● **Your goal**
Transcribe every line of the listing below without any deviation.

● **Provided records**
▬▬▬
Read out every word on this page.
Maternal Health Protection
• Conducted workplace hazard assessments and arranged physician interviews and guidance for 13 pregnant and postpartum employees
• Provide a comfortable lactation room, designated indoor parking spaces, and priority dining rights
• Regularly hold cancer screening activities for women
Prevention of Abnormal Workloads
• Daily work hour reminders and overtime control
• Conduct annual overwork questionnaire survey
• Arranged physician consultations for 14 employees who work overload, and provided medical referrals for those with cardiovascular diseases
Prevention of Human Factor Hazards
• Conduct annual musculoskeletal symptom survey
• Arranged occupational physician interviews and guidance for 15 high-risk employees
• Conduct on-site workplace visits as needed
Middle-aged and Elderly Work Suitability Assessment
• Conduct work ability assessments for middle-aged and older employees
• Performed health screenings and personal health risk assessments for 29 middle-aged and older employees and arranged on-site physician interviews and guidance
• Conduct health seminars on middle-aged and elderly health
▬▬▬
● **Written solution**
Read out every word on this page.
Maternal Health Protection
• Conducted workplace hazard assessments and arranged physician interviews and guidance for 13 pregnant and postpartum employees
• Provide a comfortable lactation room, designated indoor parking spaces, and priority dining rights
• Regularly hold cancer screening activities for women
Prevention of Abnormal Workloads
• Daily work hour reminders and overtime control
• Conduct annual overwork questionnaire survey
• Arranged physician consultations for 14 employees who work overload, and provided medical referrals for those with cardiovascular diseases
Prevention of Human Factor Hazards
• Conduct annual musculoskeletal symptom survey
• Arranged occupational physician interviews and guidance for 15 high-risk employees
• Conduct on-site workplace visits as needed
Middle-aged and Elderly Work Suitability Assessment
• Conduct work ability assessments for middle-aged and older employees
• Performed health screenings and personal health risk assessments for 29 middle-aged and older employees and arranged on-site physician interviews and guidance
• Conduct health seminars on middle-aged and elderly health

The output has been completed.